*MATERIAL SHOWN:*
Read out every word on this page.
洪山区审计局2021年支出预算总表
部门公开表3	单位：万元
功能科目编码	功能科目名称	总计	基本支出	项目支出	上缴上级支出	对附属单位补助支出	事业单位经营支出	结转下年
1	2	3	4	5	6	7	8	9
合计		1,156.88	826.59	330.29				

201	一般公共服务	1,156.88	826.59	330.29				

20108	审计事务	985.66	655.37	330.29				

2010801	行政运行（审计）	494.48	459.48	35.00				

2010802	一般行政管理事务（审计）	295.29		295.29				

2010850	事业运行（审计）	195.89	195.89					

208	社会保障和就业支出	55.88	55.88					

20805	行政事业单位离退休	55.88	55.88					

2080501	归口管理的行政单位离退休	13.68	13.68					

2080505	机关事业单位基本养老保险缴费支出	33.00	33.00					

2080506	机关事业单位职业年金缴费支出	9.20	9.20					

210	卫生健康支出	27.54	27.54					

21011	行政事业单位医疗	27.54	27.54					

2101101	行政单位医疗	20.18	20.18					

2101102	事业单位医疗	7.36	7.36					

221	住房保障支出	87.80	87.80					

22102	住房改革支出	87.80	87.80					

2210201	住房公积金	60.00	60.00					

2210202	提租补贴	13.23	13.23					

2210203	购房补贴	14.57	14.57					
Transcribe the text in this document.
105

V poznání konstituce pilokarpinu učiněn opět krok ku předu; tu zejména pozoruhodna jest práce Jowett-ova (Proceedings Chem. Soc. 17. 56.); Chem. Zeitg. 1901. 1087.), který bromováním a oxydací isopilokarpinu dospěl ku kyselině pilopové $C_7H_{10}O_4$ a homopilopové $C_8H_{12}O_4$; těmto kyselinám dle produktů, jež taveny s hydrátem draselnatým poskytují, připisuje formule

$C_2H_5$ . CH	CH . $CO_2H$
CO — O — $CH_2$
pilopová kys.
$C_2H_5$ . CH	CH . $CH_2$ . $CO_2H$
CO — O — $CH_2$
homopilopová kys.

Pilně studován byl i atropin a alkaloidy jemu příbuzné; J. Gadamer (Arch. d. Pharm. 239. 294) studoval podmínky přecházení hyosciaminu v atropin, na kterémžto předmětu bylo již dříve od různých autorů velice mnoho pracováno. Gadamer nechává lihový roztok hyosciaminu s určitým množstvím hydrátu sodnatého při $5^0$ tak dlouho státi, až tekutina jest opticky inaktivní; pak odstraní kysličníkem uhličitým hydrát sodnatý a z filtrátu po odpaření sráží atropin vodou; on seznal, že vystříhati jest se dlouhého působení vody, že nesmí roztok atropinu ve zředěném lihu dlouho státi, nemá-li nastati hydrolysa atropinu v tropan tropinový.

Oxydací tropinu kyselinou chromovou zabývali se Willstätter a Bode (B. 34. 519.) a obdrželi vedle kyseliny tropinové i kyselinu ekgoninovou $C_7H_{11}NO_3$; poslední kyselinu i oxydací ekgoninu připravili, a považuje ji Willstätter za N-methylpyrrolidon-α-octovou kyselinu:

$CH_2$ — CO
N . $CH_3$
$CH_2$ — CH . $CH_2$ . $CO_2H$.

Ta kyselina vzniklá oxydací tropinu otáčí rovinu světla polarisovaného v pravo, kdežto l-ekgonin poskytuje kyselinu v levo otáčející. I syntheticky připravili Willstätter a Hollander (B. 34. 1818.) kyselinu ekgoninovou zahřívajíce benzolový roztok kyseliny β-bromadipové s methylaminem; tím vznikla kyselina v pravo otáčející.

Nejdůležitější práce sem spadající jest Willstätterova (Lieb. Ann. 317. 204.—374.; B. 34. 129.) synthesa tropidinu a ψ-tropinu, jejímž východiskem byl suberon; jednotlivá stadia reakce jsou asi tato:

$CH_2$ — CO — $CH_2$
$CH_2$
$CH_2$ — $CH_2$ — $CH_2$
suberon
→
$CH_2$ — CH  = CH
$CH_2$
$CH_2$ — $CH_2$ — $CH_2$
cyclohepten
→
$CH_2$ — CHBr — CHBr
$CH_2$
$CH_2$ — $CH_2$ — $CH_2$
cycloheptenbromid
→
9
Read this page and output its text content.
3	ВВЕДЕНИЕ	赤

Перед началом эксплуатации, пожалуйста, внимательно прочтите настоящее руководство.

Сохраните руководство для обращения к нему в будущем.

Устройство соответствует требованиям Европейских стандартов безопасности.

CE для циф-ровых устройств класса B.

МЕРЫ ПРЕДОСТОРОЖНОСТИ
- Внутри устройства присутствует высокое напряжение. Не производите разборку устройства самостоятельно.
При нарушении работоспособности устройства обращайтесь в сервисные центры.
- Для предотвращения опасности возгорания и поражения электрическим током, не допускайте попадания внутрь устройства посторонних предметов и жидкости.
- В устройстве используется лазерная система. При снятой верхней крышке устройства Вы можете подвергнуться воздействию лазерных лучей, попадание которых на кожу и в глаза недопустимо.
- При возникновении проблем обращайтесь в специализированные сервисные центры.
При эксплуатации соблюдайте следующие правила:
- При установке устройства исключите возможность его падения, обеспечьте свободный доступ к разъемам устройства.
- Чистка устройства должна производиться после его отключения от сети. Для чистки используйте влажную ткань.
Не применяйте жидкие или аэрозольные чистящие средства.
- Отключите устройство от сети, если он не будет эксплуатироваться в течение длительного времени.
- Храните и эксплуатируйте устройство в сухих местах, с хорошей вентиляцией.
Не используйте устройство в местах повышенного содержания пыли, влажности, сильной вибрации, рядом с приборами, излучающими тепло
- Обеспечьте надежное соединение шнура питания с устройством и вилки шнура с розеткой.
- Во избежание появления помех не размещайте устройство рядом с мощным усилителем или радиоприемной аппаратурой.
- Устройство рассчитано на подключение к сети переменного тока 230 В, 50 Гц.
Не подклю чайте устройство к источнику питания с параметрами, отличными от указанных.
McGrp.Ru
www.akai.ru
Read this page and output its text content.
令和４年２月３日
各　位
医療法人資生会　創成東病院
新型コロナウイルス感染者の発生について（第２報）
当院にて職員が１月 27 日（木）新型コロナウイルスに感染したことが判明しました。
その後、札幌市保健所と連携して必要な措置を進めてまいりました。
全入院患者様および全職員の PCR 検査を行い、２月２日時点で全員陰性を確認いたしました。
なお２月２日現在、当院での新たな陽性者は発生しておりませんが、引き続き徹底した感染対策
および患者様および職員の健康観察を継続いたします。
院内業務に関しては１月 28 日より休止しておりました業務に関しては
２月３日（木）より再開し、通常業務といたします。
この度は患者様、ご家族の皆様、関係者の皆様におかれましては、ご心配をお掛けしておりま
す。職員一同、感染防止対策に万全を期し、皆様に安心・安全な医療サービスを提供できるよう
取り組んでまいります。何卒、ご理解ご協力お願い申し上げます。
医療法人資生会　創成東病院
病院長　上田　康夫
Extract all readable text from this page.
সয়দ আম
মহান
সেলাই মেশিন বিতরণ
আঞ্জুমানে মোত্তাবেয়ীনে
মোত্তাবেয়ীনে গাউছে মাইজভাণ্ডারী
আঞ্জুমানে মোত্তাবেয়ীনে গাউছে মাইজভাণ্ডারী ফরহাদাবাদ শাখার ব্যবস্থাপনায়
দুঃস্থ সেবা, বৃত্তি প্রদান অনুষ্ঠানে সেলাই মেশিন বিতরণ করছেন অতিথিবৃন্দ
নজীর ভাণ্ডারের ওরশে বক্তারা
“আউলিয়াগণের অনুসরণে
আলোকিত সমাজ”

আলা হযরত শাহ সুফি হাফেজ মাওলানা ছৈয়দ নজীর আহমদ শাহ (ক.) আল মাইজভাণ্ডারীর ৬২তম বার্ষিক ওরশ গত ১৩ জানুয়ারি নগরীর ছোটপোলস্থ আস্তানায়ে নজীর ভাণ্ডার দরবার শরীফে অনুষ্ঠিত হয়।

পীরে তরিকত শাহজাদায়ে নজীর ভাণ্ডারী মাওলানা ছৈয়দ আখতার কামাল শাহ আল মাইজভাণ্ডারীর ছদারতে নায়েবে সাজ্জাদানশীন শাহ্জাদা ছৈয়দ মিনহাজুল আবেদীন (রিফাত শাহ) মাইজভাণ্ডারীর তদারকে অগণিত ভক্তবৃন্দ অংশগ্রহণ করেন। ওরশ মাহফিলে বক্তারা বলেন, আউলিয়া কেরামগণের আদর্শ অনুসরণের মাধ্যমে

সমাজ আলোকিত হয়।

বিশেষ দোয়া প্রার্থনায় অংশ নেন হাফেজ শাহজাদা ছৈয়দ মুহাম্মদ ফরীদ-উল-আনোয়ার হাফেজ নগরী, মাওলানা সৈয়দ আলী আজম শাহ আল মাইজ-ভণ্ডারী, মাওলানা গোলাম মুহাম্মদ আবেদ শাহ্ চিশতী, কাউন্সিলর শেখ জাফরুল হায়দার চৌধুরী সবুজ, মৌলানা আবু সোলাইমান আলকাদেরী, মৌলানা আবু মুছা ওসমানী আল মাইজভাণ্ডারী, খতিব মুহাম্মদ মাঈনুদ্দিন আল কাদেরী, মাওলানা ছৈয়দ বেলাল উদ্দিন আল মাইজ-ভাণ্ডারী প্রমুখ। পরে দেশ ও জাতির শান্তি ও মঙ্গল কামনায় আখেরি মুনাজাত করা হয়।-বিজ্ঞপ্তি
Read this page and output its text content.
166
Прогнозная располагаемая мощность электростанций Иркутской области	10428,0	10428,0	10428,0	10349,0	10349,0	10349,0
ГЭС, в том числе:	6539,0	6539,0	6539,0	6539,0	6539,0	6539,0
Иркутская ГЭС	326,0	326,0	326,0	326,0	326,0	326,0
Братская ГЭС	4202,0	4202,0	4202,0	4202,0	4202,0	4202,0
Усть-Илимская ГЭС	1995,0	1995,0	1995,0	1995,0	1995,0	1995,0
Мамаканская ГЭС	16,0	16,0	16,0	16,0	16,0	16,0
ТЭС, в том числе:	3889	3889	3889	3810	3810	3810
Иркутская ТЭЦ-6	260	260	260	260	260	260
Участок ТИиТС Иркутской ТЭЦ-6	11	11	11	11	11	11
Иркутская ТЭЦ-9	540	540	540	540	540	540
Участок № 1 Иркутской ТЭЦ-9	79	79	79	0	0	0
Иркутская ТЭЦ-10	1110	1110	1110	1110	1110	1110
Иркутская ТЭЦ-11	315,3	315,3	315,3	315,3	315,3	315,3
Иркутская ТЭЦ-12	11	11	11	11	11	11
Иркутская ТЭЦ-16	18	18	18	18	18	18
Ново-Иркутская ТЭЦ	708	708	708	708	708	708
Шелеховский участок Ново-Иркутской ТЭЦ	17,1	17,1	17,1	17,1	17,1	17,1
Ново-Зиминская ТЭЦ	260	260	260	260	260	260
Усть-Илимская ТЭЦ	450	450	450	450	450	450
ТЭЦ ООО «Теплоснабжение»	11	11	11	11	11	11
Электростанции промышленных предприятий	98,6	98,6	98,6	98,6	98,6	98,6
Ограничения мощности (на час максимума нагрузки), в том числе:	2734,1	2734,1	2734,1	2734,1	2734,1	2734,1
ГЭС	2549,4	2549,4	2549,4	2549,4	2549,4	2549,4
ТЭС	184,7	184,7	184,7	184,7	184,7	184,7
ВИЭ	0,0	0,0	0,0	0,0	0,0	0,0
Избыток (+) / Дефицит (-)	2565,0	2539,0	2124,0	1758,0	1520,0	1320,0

*WORK INSTRUCTIONS:* Within the material above, find the lines that contain the word "Иркутская"; copy them.

*THE SOLUTION:*
Иркутская ГЭС	326,0	326,0	326,0	326,0	326,0	326,0
Иркутская ТЭЦ-6	260	260	260	260	260	260
Иркутская ТЭЦ-9	540	540	540	540	540	540
Иркутская ТЭЦ-10	1110	1110	1110	1110	1110	1110
Иркутская ТЭЦ-11	315,3	315,3	315,3	315,3	315,3	315,3
Иркутская ТЭЦ-12	11	11	11	11	11	11
Иркутская ТЭЦ-16	18	18	18	18	18	18
Ново-Иркутская ТЭЦ	708	708	708	708	708	708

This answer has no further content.